Exercise goal
A line counts if it contains the word "internetową" at least once. State how many such lines the records contain, giving the number alone.
****
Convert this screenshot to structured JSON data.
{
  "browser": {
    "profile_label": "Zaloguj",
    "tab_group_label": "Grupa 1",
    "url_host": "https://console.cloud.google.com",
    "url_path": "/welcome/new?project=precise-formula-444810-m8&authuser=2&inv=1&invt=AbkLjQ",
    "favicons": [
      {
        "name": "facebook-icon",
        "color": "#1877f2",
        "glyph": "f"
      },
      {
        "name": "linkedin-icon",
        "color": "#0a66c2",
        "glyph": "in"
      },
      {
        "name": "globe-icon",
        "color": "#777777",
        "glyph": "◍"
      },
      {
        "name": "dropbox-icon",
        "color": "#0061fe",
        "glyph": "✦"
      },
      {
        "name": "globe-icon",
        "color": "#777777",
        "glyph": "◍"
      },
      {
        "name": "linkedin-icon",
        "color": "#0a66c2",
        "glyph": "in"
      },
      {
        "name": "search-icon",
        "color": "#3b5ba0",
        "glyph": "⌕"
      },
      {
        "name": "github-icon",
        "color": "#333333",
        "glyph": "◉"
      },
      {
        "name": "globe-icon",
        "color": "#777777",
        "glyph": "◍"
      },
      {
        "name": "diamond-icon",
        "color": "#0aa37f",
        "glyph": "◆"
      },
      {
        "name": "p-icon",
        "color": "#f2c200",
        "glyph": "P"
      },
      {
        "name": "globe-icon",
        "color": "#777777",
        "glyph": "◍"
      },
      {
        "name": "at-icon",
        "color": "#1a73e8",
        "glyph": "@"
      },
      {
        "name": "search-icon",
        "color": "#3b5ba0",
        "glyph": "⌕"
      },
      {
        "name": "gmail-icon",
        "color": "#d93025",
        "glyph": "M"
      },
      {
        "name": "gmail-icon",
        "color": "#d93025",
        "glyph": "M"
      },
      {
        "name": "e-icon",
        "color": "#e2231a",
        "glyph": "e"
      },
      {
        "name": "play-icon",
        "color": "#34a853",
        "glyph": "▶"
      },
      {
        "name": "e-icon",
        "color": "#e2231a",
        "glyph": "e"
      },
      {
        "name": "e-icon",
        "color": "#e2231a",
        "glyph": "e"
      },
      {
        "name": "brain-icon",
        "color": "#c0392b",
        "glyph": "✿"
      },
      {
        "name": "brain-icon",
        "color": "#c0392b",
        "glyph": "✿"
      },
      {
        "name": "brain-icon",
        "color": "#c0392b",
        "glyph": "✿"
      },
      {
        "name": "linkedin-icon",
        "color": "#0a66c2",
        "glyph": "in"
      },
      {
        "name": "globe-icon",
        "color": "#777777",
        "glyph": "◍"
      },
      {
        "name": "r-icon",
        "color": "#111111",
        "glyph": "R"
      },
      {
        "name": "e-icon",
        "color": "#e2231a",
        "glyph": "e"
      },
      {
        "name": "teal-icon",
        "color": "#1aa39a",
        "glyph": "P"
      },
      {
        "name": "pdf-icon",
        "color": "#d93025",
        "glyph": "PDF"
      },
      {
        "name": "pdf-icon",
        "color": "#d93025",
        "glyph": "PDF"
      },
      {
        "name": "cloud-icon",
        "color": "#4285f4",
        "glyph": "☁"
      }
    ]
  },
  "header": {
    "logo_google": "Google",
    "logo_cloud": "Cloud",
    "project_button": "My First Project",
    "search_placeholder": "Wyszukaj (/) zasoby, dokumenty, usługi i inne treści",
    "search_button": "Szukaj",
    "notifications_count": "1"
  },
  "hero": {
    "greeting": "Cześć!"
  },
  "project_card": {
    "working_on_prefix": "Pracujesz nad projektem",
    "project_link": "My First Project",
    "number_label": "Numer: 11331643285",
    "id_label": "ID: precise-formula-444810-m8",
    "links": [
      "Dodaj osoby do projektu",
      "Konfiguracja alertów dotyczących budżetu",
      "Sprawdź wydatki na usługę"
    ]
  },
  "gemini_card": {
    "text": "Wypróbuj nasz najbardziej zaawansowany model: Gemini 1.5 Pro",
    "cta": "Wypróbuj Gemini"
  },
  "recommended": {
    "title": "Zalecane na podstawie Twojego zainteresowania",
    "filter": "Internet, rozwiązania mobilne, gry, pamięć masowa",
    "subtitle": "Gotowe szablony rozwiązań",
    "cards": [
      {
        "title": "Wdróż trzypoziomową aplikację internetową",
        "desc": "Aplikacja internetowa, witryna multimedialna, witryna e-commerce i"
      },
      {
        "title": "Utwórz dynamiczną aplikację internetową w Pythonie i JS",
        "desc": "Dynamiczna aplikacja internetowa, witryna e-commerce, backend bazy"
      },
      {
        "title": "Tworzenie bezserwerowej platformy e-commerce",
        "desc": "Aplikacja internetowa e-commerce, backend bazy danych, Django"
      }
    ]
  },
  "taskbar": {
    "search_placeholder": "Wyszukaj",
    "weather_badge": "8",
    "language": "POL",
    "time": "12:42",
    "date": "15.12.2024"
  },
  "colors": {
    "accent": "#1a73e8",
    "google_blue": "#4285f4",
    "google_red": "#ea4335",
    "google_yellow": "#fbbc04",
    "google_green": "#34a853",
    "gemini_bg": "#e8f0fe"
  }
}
****
Task response
2